───── Exercise inputs

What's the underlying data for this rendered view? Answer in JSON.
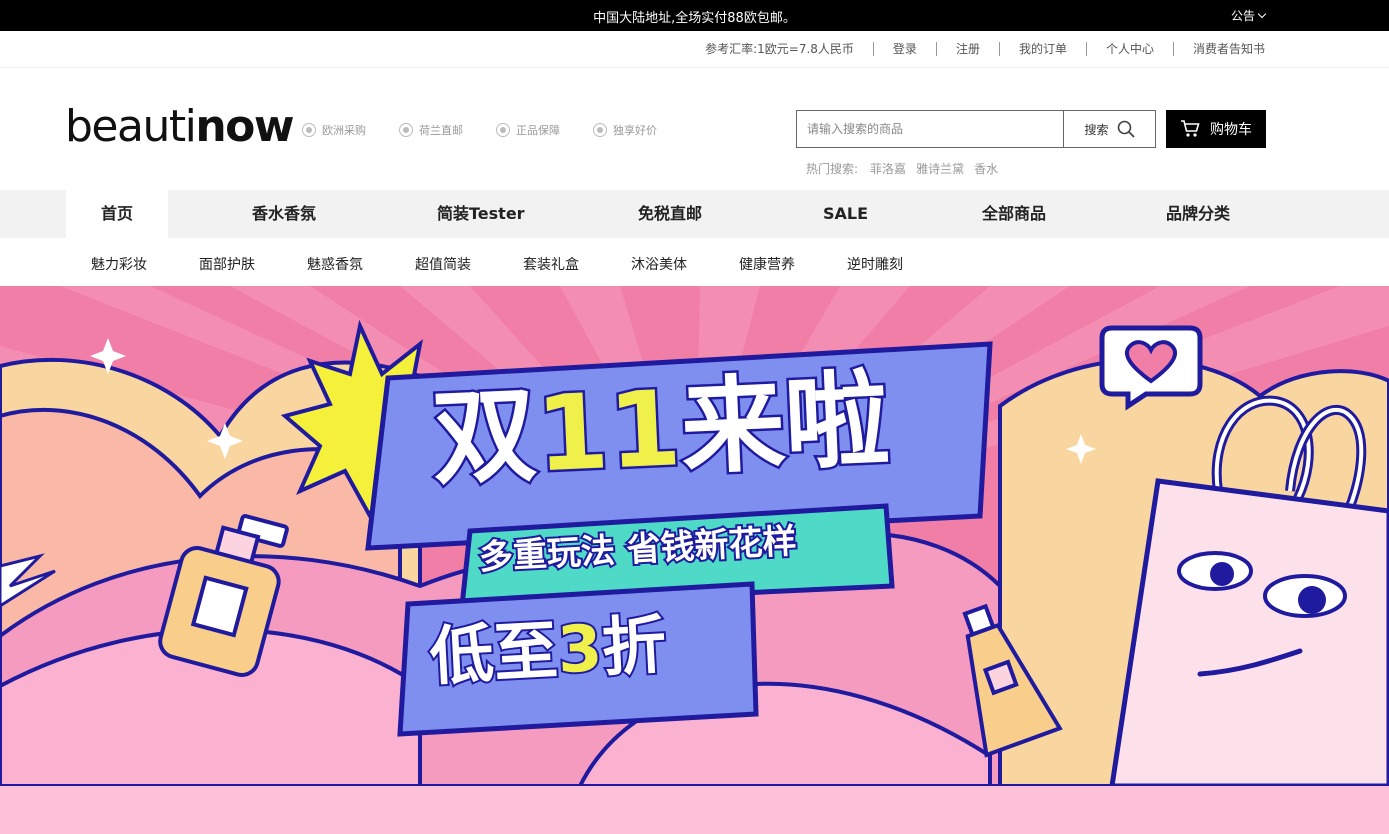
{
  "announcement": {
    "message": "中国大陆地址,全场实付88欧包邮。",
    "notice_label": "公告"
  },
  "utility": {
    "exchange_rate": "参考汇率:1欧元=7.8人民币",
    "login": "登录",
    "register": "注册",
    "my_orders": "我的订单",
    "personal_center": "个人中心",
    "consumer_notice": "消费者告知书"
  },
  "header": {
    "logo": {
      "part1": "beauti",
      "part2": "now"
    },
    "features": [
      "欧洲采购",
      "荷兰直邮",
      "正品保障",
      "独享好价"
    ],
    "search": {
      "placeholder": "请输入搜索的商品",
      "button_label": "搜索"
    },
    "cart_label": "购物车",
    "hot_search": {
      "label": "热门搜索:",
      "terms": [
        "菲洛嘉",
        "雅诗兰黛",
        "香水"
      ]
    }
  },
  "main_nav": [
    "首页",
    "香水香氛",
    "简装Tester",
    "免税直邮",
    "SALE",
    "全部商品",
    "品牌分类"
  ],
  "sub_nav": [
    "魅力彩妆",
    "面部护肤",
    "魅惑香氛",
    "超值简装",
    "套装礼盒",
    "沐浴美体",
    "健康营养",
    "逆时雕刻"
  ],
  "banner": {
    "headline_a": "双",
    "headline_b": "11",
    "headline_c": "来啦",
    "subline": "多重玩法 省钱新花样",
    "discount_a": "低至",
    "discount_b": "3",
    "discount_c": "折"
  },
  "colors": {
    "banner_bg": "#f07ea6",
    "navy": "#1f1a9e",
    "periwinkle": "#7f8ff0",
    "teal": "#4fd9c7",
    "yellow": "#f0f04a",
    "peach": "#f9c9a6"
  }
}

──────────

(Given instruction): Exclude the images, then output the data above word for word.

(Problem solution):
What's the underlying data for this rendered view? Answer in JSON.
{
  "announcement": {
    "message": "中国大陆地址,全场实付88欧包邮。",
    "notice_label": "公告"
  },
  "utility": {
    "exchange_rate": "参考汇率:1欧元=7.8人民币",
    "login": "登录",
    "register": "注册",
    "my_orders": "我的订单",
    "personal_center": "个人中心",
    "consumer_notice": "消费者告知书"
  },
  "header": {
    "logo": {
      "part1": "beauti",
      "part2": "now"
    },
    "features": [
      "欧洲采购",
      "荷兰直邮",
      "正品保障",
      "独享好价"
    ],
    "search": {
      "placeholder": "请输入搜索的商品",
      "button_label": "搜索"
    },
    "cart_label": "购物车",
    "hot_search": {
      "label": "热门搜索:",
      "terms": [
        "菲洛嘉",
        "雅诗兰黛",
        "香水"
      ]
    }
  },
  "main_nav": [
    "首页",
    "香水香氛",
    "简装Tester",
    "免税直邮",
    "SALE",
    "全部商品",
    "品牌分类"
  ],
  "sub_nav": [
    "魅力彩妆",
    "面部护肤",
    "魅惑香氛",
    "超值简装",
    "套装礼盒",
    "沐浴美体",
    "健康营养",
    "逆时雕刻"
  ],
  "banner": {
    "headline_a": "双",
    "headline_b": "11",
    "headline_c": "来啦",
    "subline": "多重玩法 省钱新花样",
    "discount_a": "低至",
    "discount_b": "3",
    "discount_c": "折"
  },
  "colors": {
    "banner_bg": "#f07ea6",
    "navy": "#1f1a9e",
    "periwinkle": "#7f8ff0",
    "teal": "#4fd9c7",
    "yellow": "#f0f04a",
    "peach": "#f9c9a6"
  }
}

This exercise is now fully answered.